▶ [Written exercise]: Will you output the entries below exactly, skipping every image they contain?

▶ [Exercise materials]:
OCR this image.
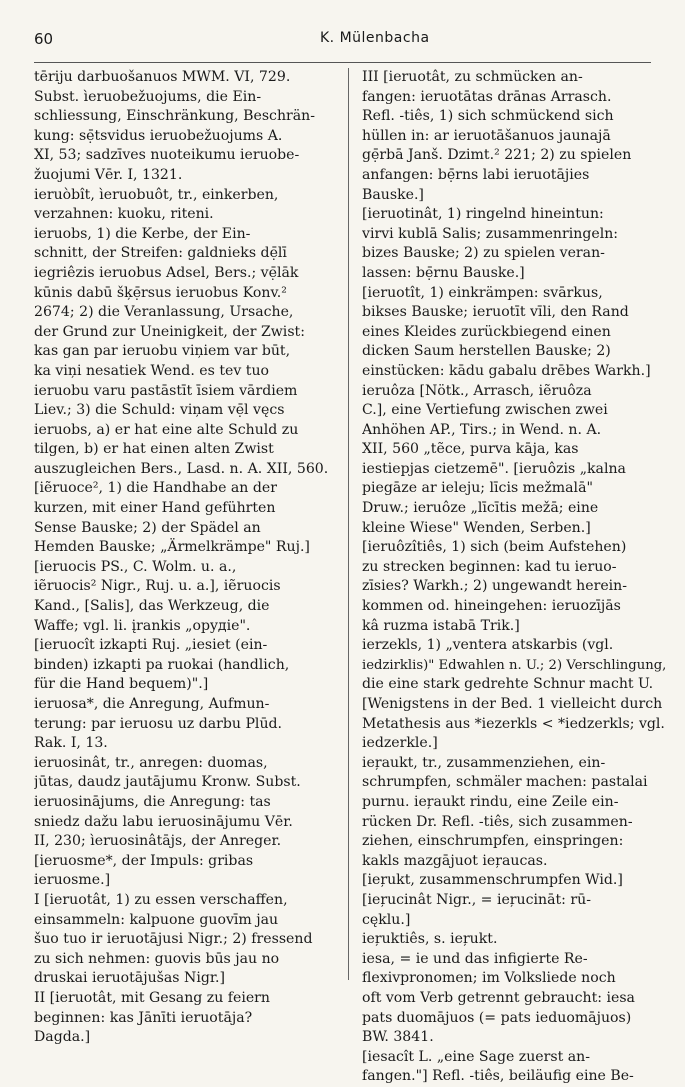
60	K. Mülenbacha
tēriju darbuošanuos MWM. VI, 729.
Subst. ìeruobežuojums, die Ein-
schliessung, Einschränkung, Beschrän-
kung: sẹ̄tsvidus ieruobežuojums A.
XI, 53; sadzīves nuoteikumu ieruobe-
žuojumi Vēr. I, 1321.
ieruòbît, ìeruobuôt, tr., einkerben,
verzahnen: kuoku, riteni.
ieruobs, 1) die Kerbe, der Ein-
schnitt, der Streifen: galdnieks dẹ̄lī
iegriêzis ieruobus Adsel, Bers.; vẹ̄lāk
kūnis dabū šķẹ̄rsus ieruobus Konv.²
2674; 2) die Veranlassung, Ursache,
der Grund zur Uneinigkeit, der Zwist:
kas gan par ieruobu viņiem var būt,
ka viņi nesatiek Wend. es tev tuo
ieruobu varu pastāstīt īsiem vārdiem
Liev.; 3) die Schuld: viņam vẹ̄l vęcs
ieruobs, a) er hat eine alte Schuld zu
tilgen, b) er hat einen alten Zwist
auszugleichen Bers., Lasd. n. A. XII, 560.
[iẽruoce², 1) die Handhabe an der
kurzen, mit einer Hand geführten
Sense Bauske; 2) der Spädel an
Hemden Bauske; „Ärmelkrämpe" Ruj.]
[ieruocis PS., C. Wolm. u. a.,
iẽruocis² Nigr., Ruj. u. a.], iẽruocis
Kand., [Salis], das Werkzeug, die
Waffe; vgl. li. įrankis „opyдie".
[ieruocît izkapti Ruj. „iesiet (ein-
binden) izkapti pa ruokai (handlich,
für die Hand bequem)".]
ieruosa*, die Anregung, Aufmun-
terung: par ieruosu uz darbu Plūd.
Rak. I, 13.
ieruosinât, tr., anregen: duomas,
jūtas, daudz jautājumu Kronw. Subst.
ieruosinājums, die Anregung: tas
sniedz dažu labu ieruosinājumu Vēr.
II, 230; ìeruosinâtājs, der Anreger.
[ieruosme*, der Impuls: gribas
ieruosme.]
I [ieruotât, 1) zu essen verschaffen,
einsammeln: kalpuone guovīm jau
šuo tuo ir ieruotājusi Nigr.; 2) fressend
zu sich nehmen: guovis būs jau no
druskai ieruotājušas Nigr.]
II [ieruotât, mit Gesang zu feiern
beginnen: kas Jānīti ieruotāja?
Dagda.]
III [ieruotât, zu schmücken an-
fangen: ieruotātas drānas Arrasch.
Refl. -tiês, 1) sich schmückend sich
hüllen in: ar ieruotāšanuos jaunajā
gẹ̄rbā Janš. Dzimt.² 221; 2) zu spielen
anfangen: bẹ̄rns labi ieruotājies
Bauske.]
[ieruotinât, 1) ringelnd hineintun:
virvi kublā Salis; zusammenringeln:
bizes Bauske; 2) zu spielen veran-
lassen: bẹ̄rnu Bauske.]
[ieruotît, 1) einkrämpen: svārkus,
bikses Bauske; ieruotīt vīli, den Rand
eines Kleides zurückbiegend einen
dicken Saum herstellen Bauske; 2)
einstücken: kādu gabalu drēbes Warkh.]
ieruôza [Nötk., Arrasch, iẽruôza
C.], eine Vertiefung zwischen zwei
Anhöhen AP., Tirs.; in Wend. n. A.
XII, 560 „tẽce, purva kāja, kas
iestiepjas cietzemē". [ieruôzis „kalna
piegāze ar ieleju; līcis mežmalā"
Druw.; ieruôze „līcītis mežā; eine
kleine Wiese" Wenden, Serben.]
[ieruôzîtiês, 1) sich (beim Aufstehen)
zu strecken beginnen: kad tu ieruo-
zīsies? Warkh.; 2) ungewandt herein-
kommen od. hineingehen: ieruozījās
kâ ruzma istabā Trik.]
ierzekls, 1) „ventera atskarbis (vgl.
iedzirklis)" Edwahlen n. U.; 2) Verschlingung,
die eine stark gedrehte Schnur macht U.
[Wenigstens in der Bed. 1 vielleicht durch
Metathesis aus *iezerkls < *iedzerkls; vgl.
iedzerkle.]
ieŗaukt, tr., zusammenziehen, ein-
schrumpfen, schmäler machen: pastalai
purnu. ieŗaukt rindu, eine Zeile ein-
rücken Dr. Refl. -tiês, sich zusammen-
ziehen, einschrumpfen, einspringen:
kakls mazgājuot ieŗaucas.
[ieŗukt, zusammenschrumpfen Wid.]
[ieŗucinât Nigr., = ieŗucināt: rū-
cęklu.]
ieŗuktiês, s. ieŗukt.
iesa, = ie und das infigierte Re-
flexivpronomen; im Volksliede noch
oft vom Verb getrennt gebraucht: iesa
pats duomājuos (= pats ieduomājuos)
BW. 3841.
[iesacît L. „eine Sage zuerst an-
fangen."] Refl. -tiês, beiläufig eine Be-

▶ [Exercise answer]:
OCR this image.
60	K. Mülenbacha
tēriju darbuošanuos MWM. VI, 729.
Subst. ìeruobežuojums, die Ein-
schliessung, Einschränkung, Beschrän-
kung: sẹ̄tsvidus ieruobežuojums A.
XI, 53; sadzīves nuoteikumu ieruobe-
žuojumi Vēr. I, 1321.
ieruòbît, ìeruobuôt, tr., einkerben,
verzahnen: kuoku, riteni.
ieruobs, 1) die Kerbe, der Ein-
schnitt, der Streifen: galdnieks dẹ̄lī
iegriêzis ieruobus Adsel, Bers.; vẹ̄lāk
kūnis dabū šķẹ̄rsus ieruobus Konv.²
2674; 2) die Veranlassung, Ursache,
der Grund zur Uneinigkeit, der Zwist:
kas gan par ieruobu viņiem var būt,
ka viņi nesatiek Wend. es tev tuo
ieruobu varu pastāstīt īsiem vārdiem
Liev.; 3) die Schuld: viņam vẹ̄l vęcs
ieruobs, a) er hat eine alte Schuld zu
tilgen, b) er hat einen alten Zwist
auszugleichen Bers., Lasd. n. A. XII, 560.
[iẽruoce², 1) die Handhabe an der
kurzen, mit einer Hand geführten
Sense Bauske; 2) der Spädel an
Hemden Bauske; „Ärmelkrämpe" Ruj.]
[ieruocis PS., C. Wolm. u. a.,
iẽruocis² Nigr., Ruj. u. a.], iẽruocis
Kand., [Salis], das Werkzeug, die
Waffe; vgl. li. įrankis „opyдie".
[ieruocît izkapti Ruj. „iesiet (ein-
binden) izkapti pa ruokai (handlich,
für die Hand bequem)".]
ieruosa*, die Anregung, Aufmun-
terung: par ieruosu uz darbu Plūd.
Rak. I, 13.
ieruosinât, tr., anregen: duomas,
jūtas, daudz jautājumu Kronw. Subst.
ieruosinājums, die Anregung: tas
sniedz dažu labu ieruosinājumu Vēr.
II, 230; ìeruosinâtājs, der Anreger.
[ieruosme*, der Impuls: gribas
ieruosme.]
I [ieruotât, 1) zu essen verschaffen,
einsammeln: kalpuone guovīm jau
šuo tuo ir ieruotājusi Nigr.; 2) fressend
zu sich nehmen: guovis būs jau no
druskai ieruotājušas Nigr.]
II [ieruotât, mit Gesang zu feiern
beginnen: kas Jānīti ieruotāja?
Dagda.]
III [ieruotât, zu schmücken an-
fangen: ieruotātas drānas Arrasch.
Refl. -tiês, 1) sich schmückend sich
hüllen in: ar ieruotāšanuos jaunajā
gẹ̄rbā Janš. Dzimt.² 221; 2) zu spielen
anfangen: bẹ̄rns labi ieruotājies
Bauske.]
[ieruotinât, 1) ringelnd hineintun:
virvi kublā Salis; zusammenringeln:
bizes Bauske; 2) zu spielen veran-
lassen: bẹ̄rnu Bauske.]
[ieruotît, 1) einkrämpen: svārkus,
bikses Bauske; ieruotīt vīli, den Rand
eines Kleides zurückbiegend einen
dicken Saum herstellen Bauske; 2)
einstücken: kādu gabalu drēbes Warkh.]
ieruôza [Nötk., Arrasch, iẽruôza
C.], eine Vertiefung zwischen zwei
Anhöhen AP., Tirs.; in Wend. n. A.
XII, 560 „tẽce, purva kāja, kas
iestiepjas cietzemē". [ieruôzis „kalna
piegāze ar ieleju; līcis mežmalā"
Druw.; ieruôze „līcītis mežā; eine
kleine Wiese" Wenden, Serben.]
[ieruôzîtiês, 1) sich (beim Aufstehen)
zu strecken beginnen: kad tu ieruo-
zīsies? Warkh.; 2) ungewandt herein-
kommen od. hineingehen: ieruozījās
kâ ruzma istabā Trik.]
ierzekls, 1) „ventera atskarbis (vgl.
iedzirklis)" Edwahlen n. U.; 2) Verschlingung,
die eine stark gedrehte Schnur macht U.
[Wenigstens in der Bed. 1 vielleicht durch
Metathesis aus *iezerkls < *iedzerkls; vgl.
iedzerkle.]
ieŗaukt, tr., zusammenziehen, ein-
schrumpfen, schmäler machen: pastalai
purnu. ieŗaukt rindu, eine Zeile ein-
rücken Dr. Refl. -tiês, sich zusammen-
ziehen, einschrumpfen, einspringen:
kakls mazgājuot ieŗaucas.
[ieŗukt, zusammenschrumpfen Wid.]
[ieŗucinât Nigr., = ieŗucināt: rū-
cęklu.]
ieŗuktiês, s. ieŗukt.
iesa, = ie und das infigierte Re-
flexivpronomen; im Volksliede noch
oft vom Verb getrennt gebraucht: iesa
pats duomājuos (= pats ieduomājuos)
BW. 3841.
[iesacît L. „eine Sage zuerst an-
fangen."] Refl. -tiês, beiläufig eine Be-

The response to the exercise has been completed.